→ Exercise prompt:
Tally how many lines hold the string "JSON". Your reply should be that number alone.

(Figure dataset records)
begin
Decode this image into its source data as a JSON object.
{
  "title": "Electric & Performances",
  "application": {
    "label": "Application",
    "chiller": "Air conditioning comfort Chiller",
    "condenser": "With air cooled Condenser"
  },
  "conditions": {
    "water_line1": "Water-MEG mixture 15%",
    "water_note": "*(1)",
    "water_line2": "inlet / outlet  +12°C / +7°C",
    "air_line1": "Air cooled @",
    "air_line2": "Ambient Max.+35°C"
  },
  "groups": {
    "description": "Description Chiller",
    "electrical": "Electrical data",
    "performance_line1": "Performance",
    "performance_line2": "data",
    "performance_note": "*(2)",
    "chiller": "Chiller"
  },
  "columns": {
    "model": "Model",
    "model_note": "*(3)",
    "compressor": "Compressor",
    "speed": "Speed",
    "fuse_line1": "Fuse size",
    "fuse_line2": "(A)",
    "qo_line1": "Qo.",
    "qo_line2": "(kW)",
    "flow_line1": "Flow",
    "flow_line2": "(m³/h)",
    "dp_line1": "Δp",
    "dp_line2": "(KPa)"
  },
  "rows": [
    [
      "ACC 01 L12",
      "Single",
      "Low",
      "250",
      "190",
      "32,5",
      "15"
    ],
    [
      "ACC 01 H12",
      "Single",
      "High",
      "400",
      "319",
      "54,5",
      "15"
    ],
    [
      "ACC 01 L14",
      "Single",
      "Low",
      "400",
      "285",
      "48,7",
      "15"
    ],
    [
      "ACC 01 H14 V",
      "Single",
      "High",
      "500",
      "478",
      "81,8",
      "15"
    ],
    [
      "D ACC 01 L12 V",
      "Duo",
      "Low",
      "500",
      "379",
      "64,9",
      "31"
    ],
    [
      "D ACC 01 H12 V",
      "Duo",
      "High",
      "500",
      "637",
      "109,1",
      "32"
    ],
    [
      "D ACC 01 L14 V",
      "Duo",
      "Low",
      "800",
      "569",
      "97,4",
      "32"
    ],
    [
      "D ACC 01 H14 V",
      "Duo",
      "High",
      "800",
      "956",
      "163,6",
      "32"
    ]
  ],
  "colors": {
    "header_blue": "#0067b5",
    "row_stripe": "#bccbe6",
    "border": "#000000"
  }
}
end
begin
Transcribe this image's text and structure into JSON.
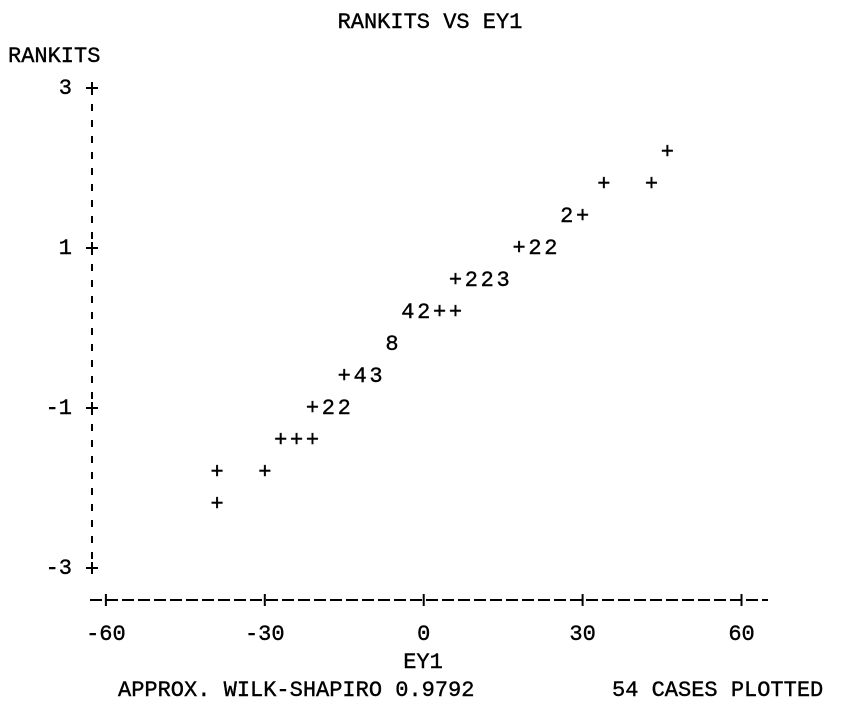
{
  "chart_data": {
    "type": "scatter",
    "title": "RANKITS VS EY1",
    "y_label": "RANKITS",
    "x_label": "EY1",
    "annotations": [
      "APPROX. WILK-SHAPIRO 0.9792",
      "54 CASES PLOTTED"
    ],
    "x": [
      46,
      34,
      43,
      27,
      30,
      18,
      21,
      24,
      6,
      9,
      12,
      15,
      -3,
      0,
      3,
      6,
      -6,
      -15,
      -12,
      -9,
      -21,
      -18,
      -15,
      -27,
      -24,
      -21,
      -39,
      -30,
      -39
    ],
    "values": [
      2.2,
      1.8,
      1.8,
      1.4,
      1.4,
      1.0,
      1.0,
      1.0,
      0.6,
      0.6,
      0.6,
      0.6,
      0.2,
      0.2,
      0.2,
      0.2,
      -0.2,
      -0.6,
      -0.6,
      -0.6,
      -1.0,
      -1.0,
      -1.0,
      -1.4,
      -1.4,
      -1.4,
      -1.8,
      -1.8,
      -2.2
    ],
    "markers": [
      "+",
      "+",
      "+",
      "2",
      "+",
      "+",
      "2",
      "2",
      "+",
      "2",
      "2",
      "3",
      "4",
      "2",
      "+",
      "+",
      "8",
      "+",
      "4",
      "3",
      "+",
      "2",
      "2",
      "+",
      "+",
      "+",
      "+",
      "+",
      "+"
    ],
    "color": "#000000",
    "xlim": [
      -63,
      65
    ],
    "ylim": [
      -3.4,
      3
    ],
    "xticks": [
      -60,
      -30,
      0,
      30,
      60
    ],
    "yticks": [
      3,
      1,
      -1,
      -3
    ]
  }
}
end
→ Answer to the problem:
2